Pour rappel, ce mécanisme de déduction fiscale permet à des entreprises belges qui octroient des prêts à une filiale étrangère de réduire considérablement leur base imposable en Belgique. Mais il semblerait que les Etats-Unis en aient marre que la base imposable de sociétés américaines soit siphonnée via des entreprises basées sur notre territoire.
"En vertu de la convention fiscale signée entre la Belgique et les Etats-Unis, une société américaine ne doit, en principe, pas prélever de retenue à la source lorsqu’elle verse des intérêts à une entreprise belge, explique Denis-Emmanuel Philippe, professeur de droit fiscal à l’Ulg et avocat (Bloom Law). Mais grâce au système des intérêts notionnels, la société belge est peu taxée sur les intérêts qu’elle perçoit de la société américaine".
En résumé, la convention fiscale signée entre la Belgique et les Etats-Unis entraîne une double non-imposition. Pour mettre fin à ce siphonnage de la base imposable de leurs sociétés, les Etats-Unis ont décidé de revoir la convention fiscale qui les lie à la Belgique. Si le projet aboutit, le fisc américain appliquera un précompte de 30 % à chaque versement d’intérêts en faveur d’une entreprise liée de près ou de loin à la Belgique. A moins que notre pays ne mette un terme à son système de déduction des intérêts notionnels.
"Réformer pour garder l’attractivité"

**CONSIGNE**.
Rédigez la suite du texte sur les intérêts notionnels et la convention fiscale entre la Belgique et les États-Unis, en partant de l'intertitre « Réformer pour garder l'attractivité ».

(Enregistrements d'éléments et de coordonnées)
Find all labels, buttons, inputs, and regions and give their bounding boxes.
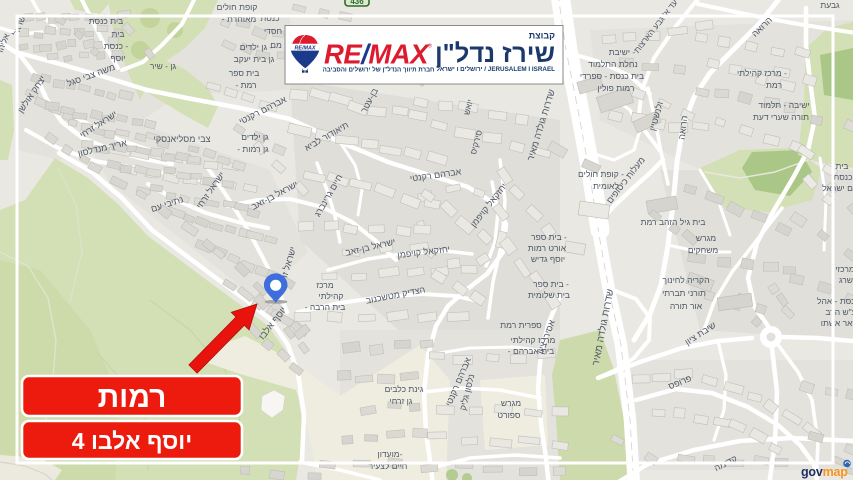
svg-text:- בית אברהם: - בית אברהם xyxy=(508,346,554,356)
svg-text:ספורט: ספורט xyxy=(498,410,521,420)
svg-text:RE/MAX: RE/MAX xyxy=(324,39,430,70)
svg-text:מרכז: מרכז xyxy=(316,280,333,290)
svg-text:בית: בית xyxy=(112,29,125,39)
svg-text:שירז נדל"ן: שירז נדל"ן xyxy=(435,40,555,68)
svg-text:גן - שיר: גן - שיר xyxy=(150,61,177,71)
svg-text:דאר אשתו: דאר אשתו xyxy=(821,318,853,328)
svg-text:בית כנסת - ספרדי: בית כנסת - ספרדי xyxy=(580,71,644,81)
svg-text:RE/MAX: RE/MAX xyxy=(295,45,316,51)
svg-text:כנסת -: כנסת - xyxy=(104,41,129,51)
svg-text:אור תורה: אור תורה xyxy=(670,301,703,311)
svg-text:ספרית רמת: ספרית רמת xyxy=(500,320,542,330)
svg-text:יוסף אלבו 4: יוסף אלבו 4 xyxy=(72,428,192,454)
svg-text:קופת חולים -: קופת חולים - xyxy=(578,169,624,179)
svg-text:מגרש: מגרש xyxy=(696,233,716,243)
svg-text:מרכז קהילתי: מרכז קהילתי xyxy=(511,335,556,345)
svg-text:גן ילדים: גן ילדים xyxy=(241,132,269,142)
svg-text:קופת חולים: קופת חולים xyxy=(217,2,258,12)
svg-text:רמות פולין: רמות פולין xyxy=(598,83,635,93)
svg-text:בית שלומית: בית שלומית xyxy=(528,290,570,300)
svg-text:®: ® xyxy=(428,43,432,50)
svg-text:קהילתי: קהילתי xyxy=(318,291,343,301)
svg-text:גן בית יעקב: גן בית יעקב xyxy=(234,54,275,64)
svg-text:בית ספר -: בית ספר - xyxy=(533,279,569,289)
svg-text:שרג: שרג xyxy=(839,275,853,285)
svg-text:גן ילדים -: גן ילדים - xyxy=(240,42,273,52)
svg-text:גן זרחי: גן זרחי xyxy=(389,396,412,406)
svg-text:מגרש: מגרש xyxy=(501,398,521,408)
svg-text:רמת: רמת xyxy=(766,80,782,90)
svg-text:בית: בית xyxy=(836,161,849,171)
svg-text:יוסף גדיש: יוסף גדיש xyxy=(531,254,565,264)
svg-text:עם ישראל: עם ישראל xyxy=(822,183,853,193)
svg-text:מועדון-: מועדון- xyxy=(378,449,403,459)
svg-text:גינת כלבים: גינת כלבים xyxy=(385,384,424,394)
svg-text:אורט רמות: אורט רמות xyxy=(528,243,567,253)
svg-text:מרכזי: מרכזי xyxy=(835,264,853,274)
svg-text:גבעת: גבעת xyxy=(820,0,840,10)
svg-text:- גן רמות: - גן רמות xyxy=(237,144,269,154)
svg-text:תורה שערי דעת: תורה שערי דעת xyxy=(753,112,809,122)
svg-text:- רמת: - רמת xyxy=(235,80,256,90)
svg-text:חסדי: חסדי xyxy=(264,26,282,36)
svg-text:ירושלים ו ישראל / JERUSALEM: ירושלים ו ישראל / JERUSALEM I ISRAEL xyxy=(436,65,555,73)
svg-text:- בית הרבה: - בית הרבה xyxy=(305,302,346,312)
svg-text:כנסת - אהל: כנסת - אהל xyxy=(817,296,853,306)
svg-text:כנסת: כנסת xyxy=(833,172,852,182)
svg-text:קבוצת: קבוצת xyxy=(529,31,555,41)
svg-text:436: 436 xyxy=(350,0,364,6)
svg-text:בית ספר -: בית ספר - xyxy=(531,232,567,242)
svg-text:govmap: govmap xyxy=(801,465,848,479)
svg-text:ע"ש הרב: ע"ש הרב xyxy=(825,307,853,317)
svg-text:חברת תיווך הנדל"ן של ירושלים ו: חברת תיווך הנדל"ן של ירושלים והסביבה xyxy=(323,66,435,74)
svg-text:משחקים: משחקים xyxy=(688,245,719,255)
svg-text:רמות: רמות xyxy=(98,381,167,414)
svg-text:בית ספר: בית ספר xyxy=(229,68,260,78)
svg-text:הקריה לחינוך: הקריה לחינוך xyxy=(663,275,710,285)
svg-text:בית גיל הזהב רמת: בית גיל הזהב רמת xyxy=(641,217,706,227)
svg-text:ישיבה - תלמוד: ישיבה - תלמוד xyxy=(758,100,809,110)
svg-text:צבי מסליאנסקי: צבי מסליאנסקי xyxy=(153,134,210,144)
svg-text:מרכז קהילתי -: מרכז קהילתי - xyxy=(737,68,787,78)
svg-text:תורני תברתי: תורני תברתי xyxy=(662,288,706,298)
svg-text:נחלת התלמוד: נחלת התלמוד xyxy=(588,59,638,69)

**RÉPONSE**.
Cette pression des Etats-Unis intervient alors qu’une étude des Verts européens vient de mettre en lumière les pratiques fiscales d’Ikea. Selon cette enquête, le numéro 1 mondial de l’ameublement a économisé un milliard d’euros d’impôts des sociétés ces six dernières années en utilisant des niches fiscales aux Pays-Bas, en Belgique et au Luxembourg.
Johan Van Overtveldt semble donc profiter de cette actualité brûlante pour faire avancer son idée d’une réforme de l’impôt des sociétés. "Cela démontre une fois de plus que notre impôt des sociétés doit être revu, explique le ministre des Finances. La pression internationale persistante sur la fiscalité de niche belge doit nous inciter à agir".
Pour rappel, le ministre N-VA a récemment proposé de changer fondamentalement la nature de l’impôt des sociétés. Son objectif est de laisser le choix entre deux systèmes coexistants : le premier sans déductions fiscales mais avec un taux facial d’imposition réduit, le second avec le taux actuel de 33,99 % combiné à la possibilité d’utiliser divers mécanismes de déduction fiscale. Il semblerait néanmoins que la pression mise sur les niches fiscales belges plaide en faveur de l’abandon du second système.
Double jeu des USA
Par ailleurs, il semblerait que les Etats-Unis jouent un double jeu en ce qui concerne l’optimisation fiscale des multinationales. Jeudi dernier, le secrétaire américain au Trésor a critiqué la multiplication des enquêtes de la Commission européenne sur les pratiques fiscales de grandes entreprises américaines. Pour rappel, la Commission européenne a condamné l’Américain Starbucks à une amende comprise entre 20 et 30 millions d’euros en raison de ses pratiques fiscales jugées contraires au droit de la concurrence. Et plusieurs multinationales américaines figurent parmi les sociétés condamnées par la Commission européenne à rembourser 700 millions d’euros à la Belgique dans le cadre du dossier des "excess profit rulings".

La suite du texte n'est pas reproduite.